DIRECTION: Only lines holding the string "nhân" are wanted; copy each one from the material.

MATERIAL SHOWN:
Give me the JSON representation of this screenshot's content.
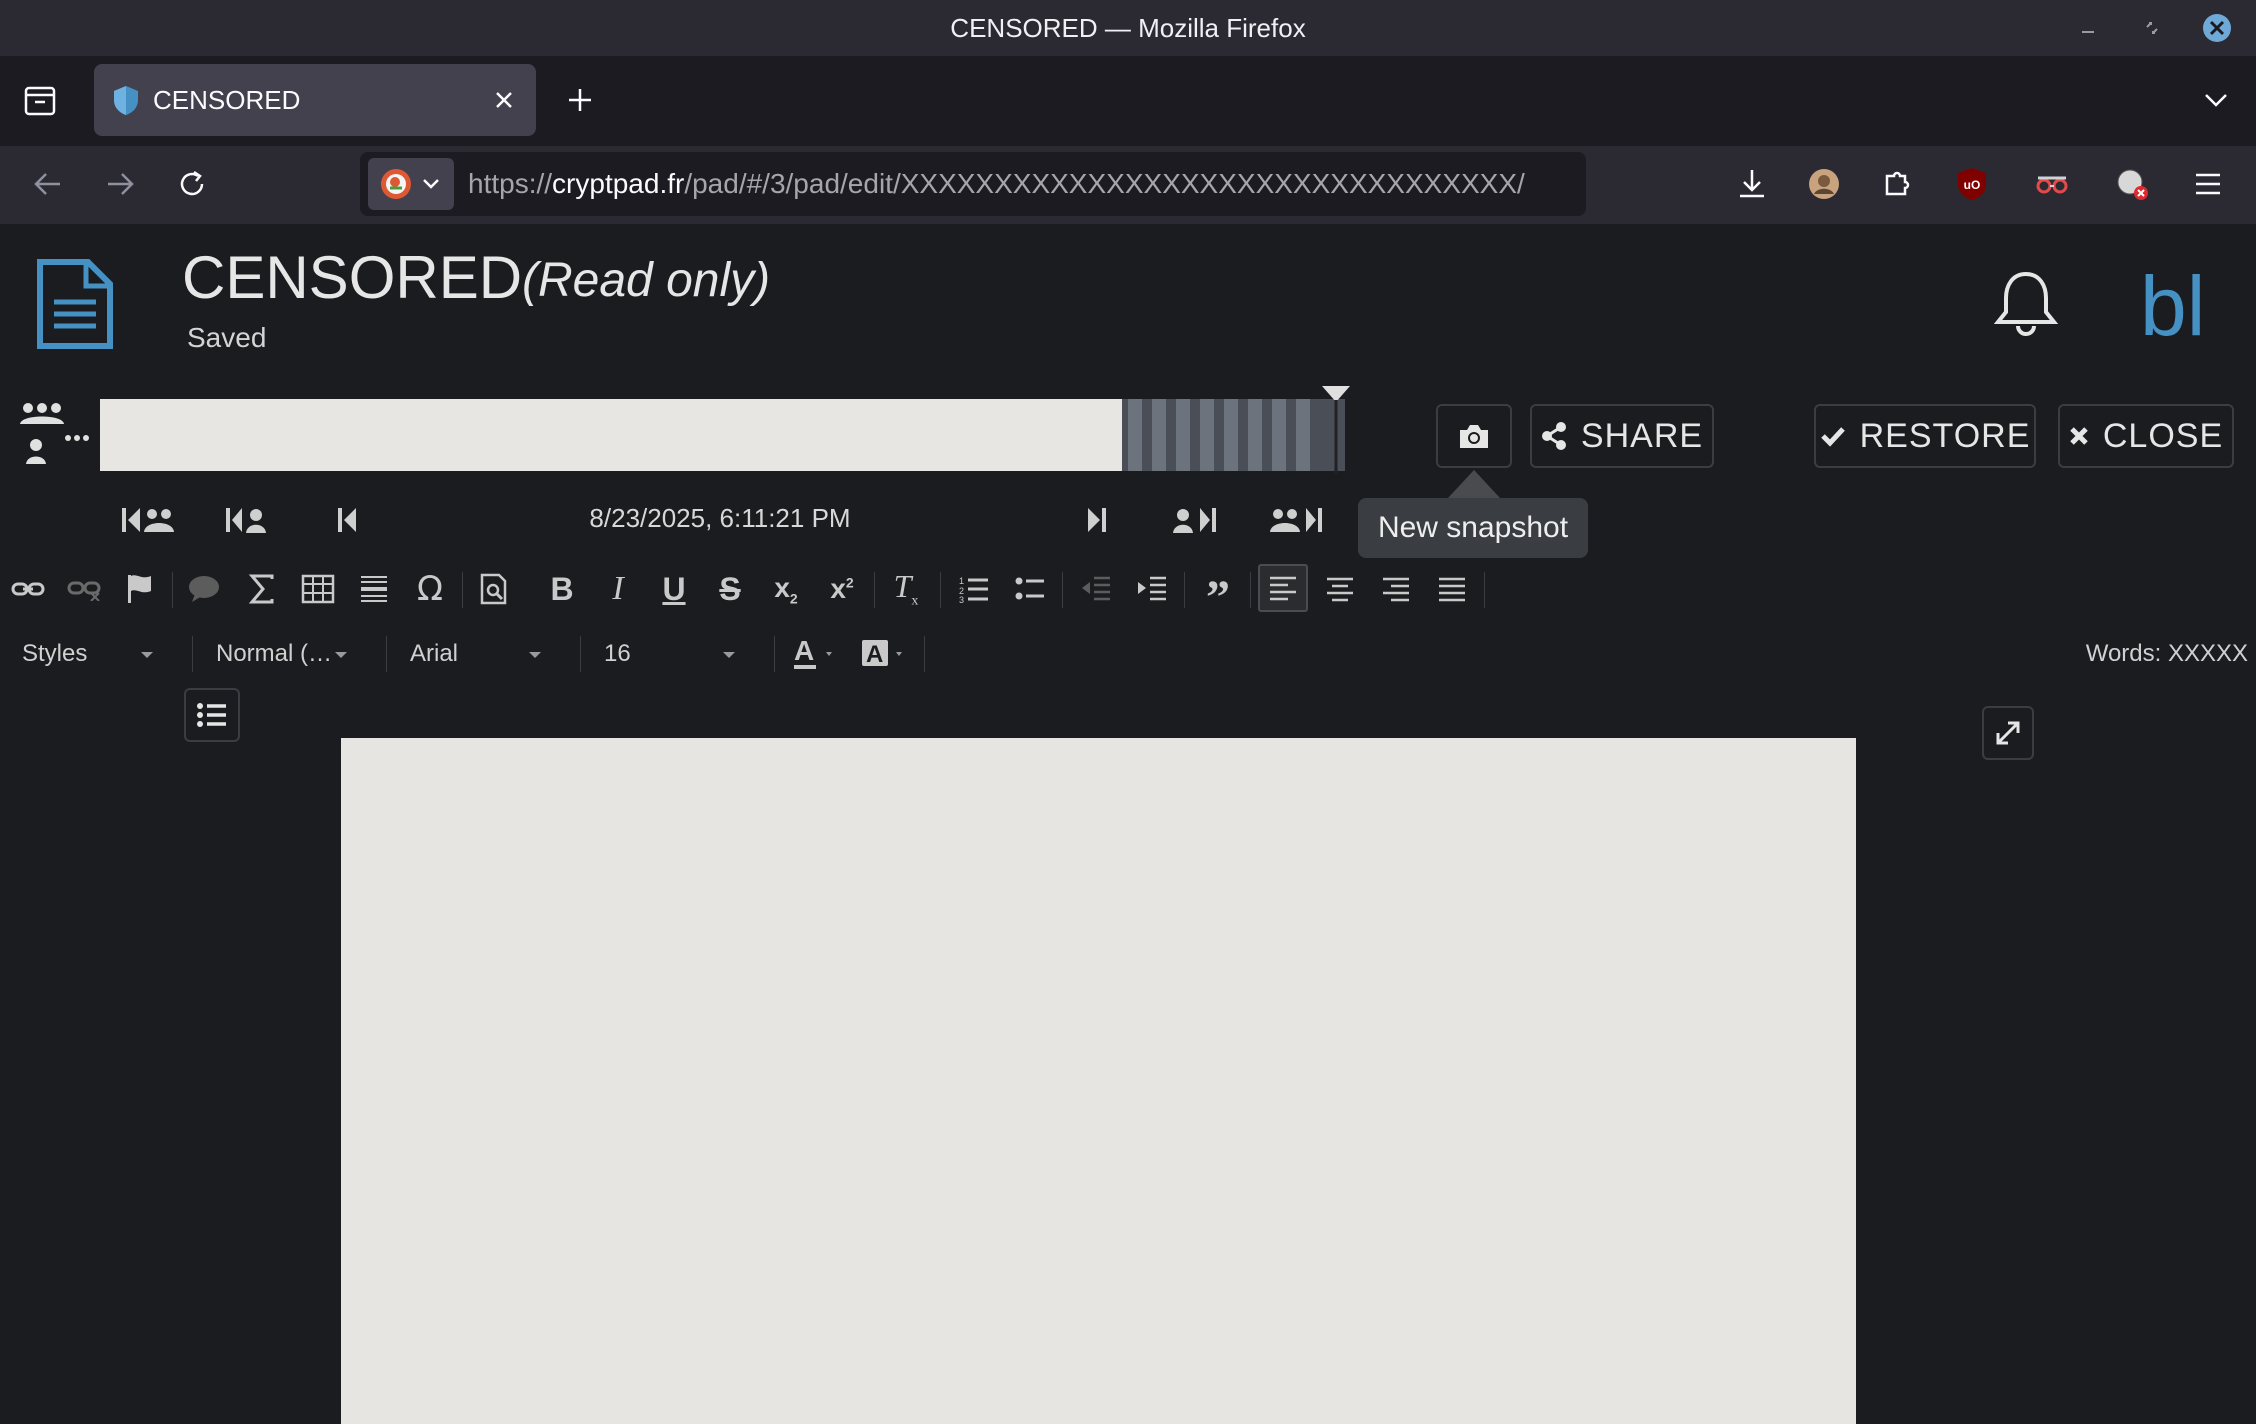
{
  "window": {
    "title": "CENSORED — Mozilla Firefox"
  },
  "browser": {
    "tab_title": "CENSORED",
    "url_scheme": "https://",
    "url_host": "cryptpad.fr",
    "url_path": "/pad/#/3/pad/edit/XXXXXXXXXXXXXXXXXXXXXXXXXXXXXXXXX/"
  },
  "app": {
    "doc_title": "CENSORED",
    "mode_label": "(Read only)",
    "save_status": "Saved",
    "user_initials": "bl"
  },
  "history": {
    "timestamp": "8/23/2025, 6:11:21 PM",
    "share_label": "SHARE",
    "restore_label": "RESTORE",
    "close_label": "CLOSE",
    "snapshot_tooltip": "New snapshot"
  },
  "format": {
    "styles_label": "Styles",
    "paragraph_format": "Normal (…",
    "font_name": "Arial",
    "font_size": "16",
    "word_count": "Words: XXXXX"
  },
  "colors": {
    "accent": "#4591c4",
    "page": "#e6e5e2",
    "background": "#1b1c1f"
  }
}
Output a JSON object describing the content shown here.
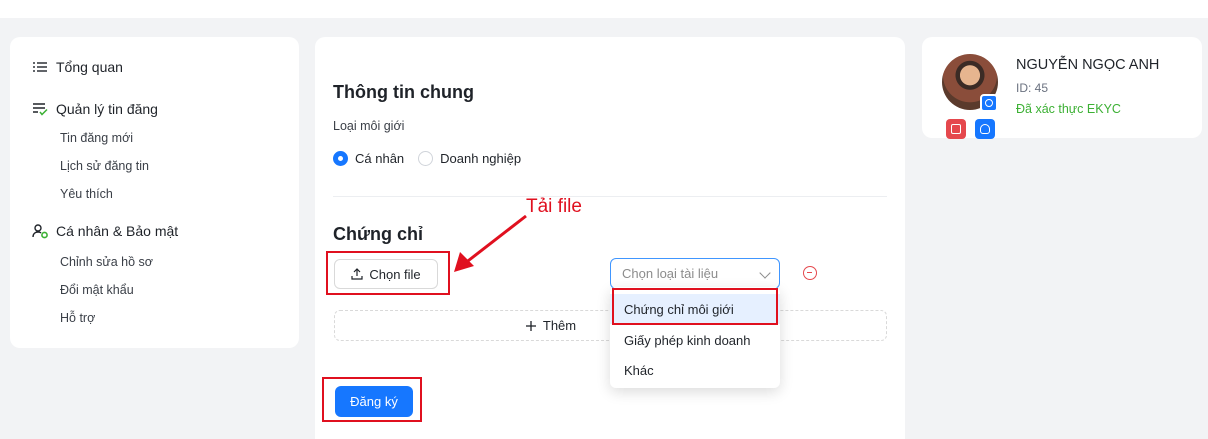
{
  "sidebar": {
    "overview": "Tổng quan",
    "listing_mgmt": "Quản lý tin đăng",
    "listing_items": [
      "Tin đăng mới",
      "Lịch sử đăng tin",
      "Yêu thích"
    ],
    "personal_security": "Cá nhân & Bảo mật",
    "personal_items": [
      "Chỉnh sửa hồ sơ",
      "Đổi mật khẩu",
      "Hỗ trợ"
    ],
    "icons": [
      "list-icon",
      "checklist-icon",
      "user-gear-icon"
    ]
  },
  "main": {
    "general_title": "Thông tin chung",
    "broker_type_label": "Loại môi giới",
    "radio_options": [
      "Cá nhân",
      "Doanh nghiệp"
    ],
    "selected_radio": "Cá nhân",
    "cert_title": "Chứng chỉ",
    "upload_button": "Chọn file",
    "doc_type_placeholder": "Chọn loại tài liệu",
    "add_label": "Thêm",
    "dropdown_options": [
      "Chứng chỉ môi giới",
      "Giấy phép kinh doanh",
      "Khác"
    ],
    "highlighted_option": "Chứng chỉ môi giới",
    "submit_button": "Đăng ký"
  },
  "annotation": {
    "text": "Tải file",
    "color": "#e0101f"
  },
  "profile": {
    "name": "NGUYỄN NGỌC ANH",
    "id": "ID: 45",
    "status": "Đã xác thực EKYC",
    "status_color": "#3cb034"
  },
  "colors": {
    "accent": "#1677ff",
    "danger": "#e5484d"
  }
}
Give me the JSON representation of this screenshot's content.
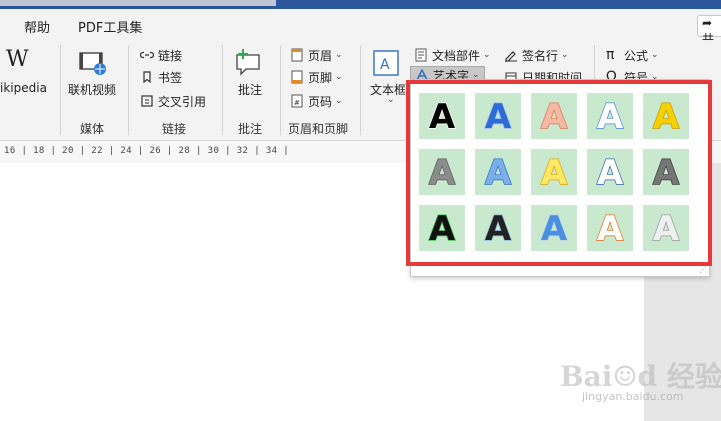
{
  "menu": {
    "help": "帮助",
    "pdf_tools": "PDF工具集",
    "share": "➦共"
  },
  "ribbon": {
    "wikipedia": "ikipedia",
    "online_video": "联机视频",
    "media_label": "媒体",
    "link": "链接",
    "bookmark": "书签",
    "cross_ref": "交叉引用",
    "links_label": "链接",
    "comment": "批注",
    "comments_label": "批注",
    "header": "页眉",
    "footer": "页脚",
    "page_number": "页码",
    "header_footer_label": "页眉和页脚",
    "text_box": "文本框",
    "quick_parts": "文档部件",
    "wordart": "艺术字",
    "signature_line": "签名行",
    "datetime": "日期和时间",
    "equation": "公式",
    "symbol": "符号"
  },
  "ruler": {
    "numbers": "16 | 18 | 20 | 22 | 24 | 26 | 28 | 30 | 32 | 34 |"
  },
  "gallery": {
    "tile_letter": "A",
    "styles": [
      {
        "fill": "#000000",
        "stroke": "#ffffff"
      },
      {
        "fill": "#2f6bd6",
        "stroke": "#9ebcf0"
      },
      {
        "fill": "#f6b9a5",
        "stroke": "#e0734f"
      },
      {
        "fill": "#ffffff",
        "stroke": "#4a84d4"
      },
      {
        "fill": "#f5d000",
        "stroke": "#c99700"
      },
      {
        "fill": "#8c8c8c",
        "stroke": "#5a5a5a"
      },
      {
        "fill": "#7ab0ea",
        "stroke": "#2e6fc4"
      },
      {
        "fill": "#ffe766",
        "stroke": "#e0a500"
      },
      {
        "fill": "#ffffff",
        "stroke": "#2e5fae"
      },
      {
        "fill": "#767676",
        "stroke": "#3a3a3a"
      },
      {
        "fill": "#111111",
        "stroke": "#3ec24f"
      },
      {
        "fill": "#222222",
        "stroke": "#8fb3e8"
      },
      {
        "fill": "#4a8fe0",
        "stroke": "#b9d4f5"
      },
      {
        "fill": "#ffffff",
        "stroke": "#ee6a1a"
      },
      {
        "fill": "#f0f0f0",
        "stroke": "#9a9a9a"
      }
    ]
  },
  "watermark": {
    "text": "Bai☺d 经验",
    "sub": "jingyan.baidu.com"
  }
}
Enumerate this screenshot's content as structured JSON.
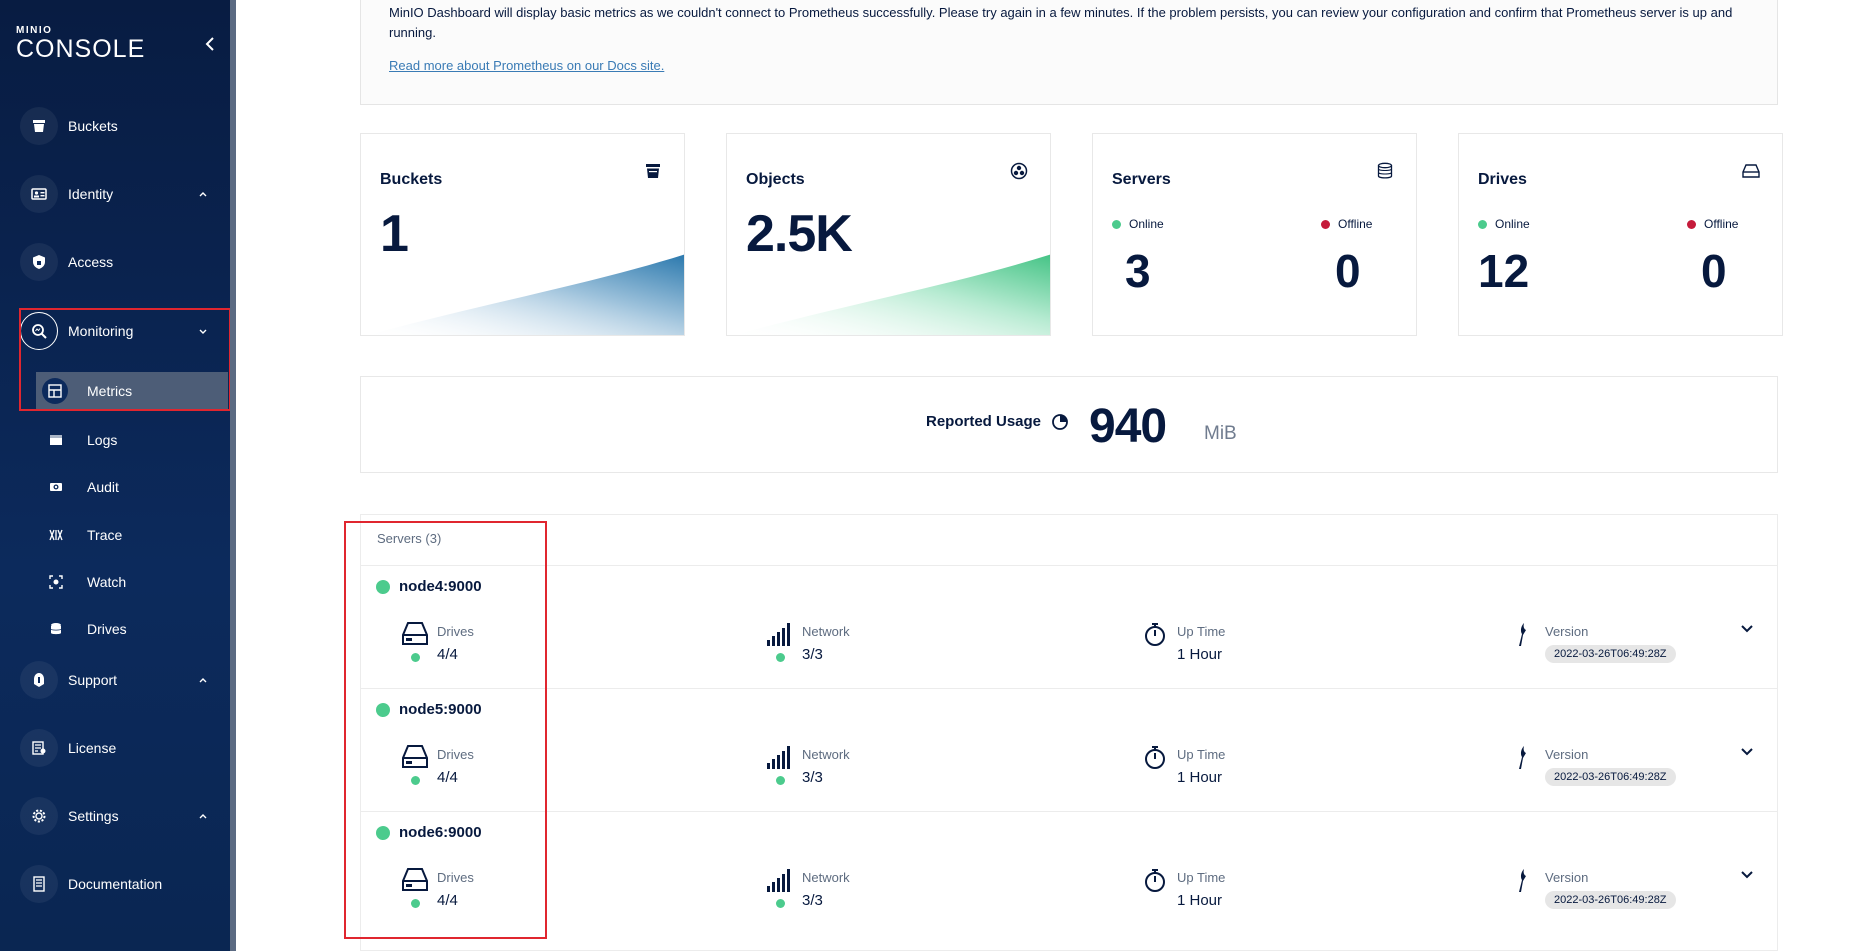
{
  "brand": {
    "top": "MINIO",
    "bottom": "CONSOLE"
  },
  "sidebar": {
    "items": [
      {
        "id": "buckets",
        "label": "Buckets",
        "icon": "bucket-icon"
      },
      {
        "id": "identity",
        "label": "Identity",
        "icon": "identity-icon"
      },
      {
        "id": "access",
        "label": "Access",
        "icon": "shield-icon"
      },
      {
        "id": "monitoring",
        "label": "Monitoring",
        "icon": "monitoring-search-icon"
      },
      {
        "id": "support",
        "label": "Support",
        "icon": "support-icon"
      },
      {
        "id": "license",
        "label": "License",
        "icon": "license-icon"
      },
      {
        "id": "settings",
        "label": "Settings",
        "icon": "gear-icon"
      },
      {
        "id": "documentation",
        "label": "Documentation",
        "icon": "documentation-icon"
      }
    ],
    "monitoring_sub": [
      {
        "id": "metrics",
        "label": "Metrics",
        "icon": "dashboard-grid-icon",
        "active": true
      },
      {
        "id": "logs",
        "label": "Logs",
        "icon": "logs-icon"
      },
      {
        "id": "audit",
        "label": "Audit",
        "icon": "audit-icon"
      },
      {
        "id": "trace",
        "label": "Trace",
        "icon": "trace-icon"
      },
      {
        "id": "watch",
        "label": "Watch",
        "icon": "watch-icon"
      },
      {
        "id": "drives",
        "label": "Drives",
        "icon": "drives-stack-icon"
      }
    ]
  },
  "alert": {
    "text": "MinIO Dashboard will display basic metrics as we couldn't connect to Prometheus successfully. Please try again in a few minutes. If the problem persists, you can review your configuration and confirm that Prometheus server is up and running.",
    "link": "Read more about Prometheus on our Docs site."
  },
  "cards": {
    "buckets": {
      "title": "Buckets",
      "value": "1"
    },
    "objects": {
      "title": "Objects",
      "value": "2.5K"
    },
    "servers": {
      "title": "Servers",
      "online_label": "Online",
      "offline_label": "Offline",
      "online": "3",
      "offline": "0"
    },
    "drives": {
      "title": "Drives",
      "online_label": "Online",
      "offline_label": "Offline",
      "online": "12",
      "offline": "0"
    }
  },
  "usage": {
    "label": "Reported Usage",
    "value": "940",
    "unit": "MiB"
  },
  "servers_list": {
    "title": "Servers (3)",
    "labels": {
      "drives": "Drives",
      "network": "Network",
      "uptime": "Up Time",
      "version": "Version"
    },
    "rows": [
      {
        "name": "node4:9000",
        "drives": "4/4",
        "network": "3/3",
        "uptime": "1 Hour",
        "version": "2022-03-26T06:49:28Z"
      },
      {
        "name": "node5:9000",
        "drives": "4/4",
        "network": "3/3",
        "uptime": "1 Hour",
        "version": "2022-03-26T06:49:28Z"
      },
      {
        "name": "node6:9000",
        "drives": "4/4",
        "network": "3/3",
        "uptime": "1 Hour",
        "version": "2022-03-26T06:49:28Z"
      }
    ]
  },
  "colors": {
    "navy": "#07193e",
    "online": "#4ccb8d",
    "offline": "#c51b3b",
    "highlight": "#e0262f"
  }
}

ANSWER TO THE TASK:
    "personal_security": "Cá nhân & Bảo mật",
      "Cá nhân",
    "selected_radio": "Cá nhân",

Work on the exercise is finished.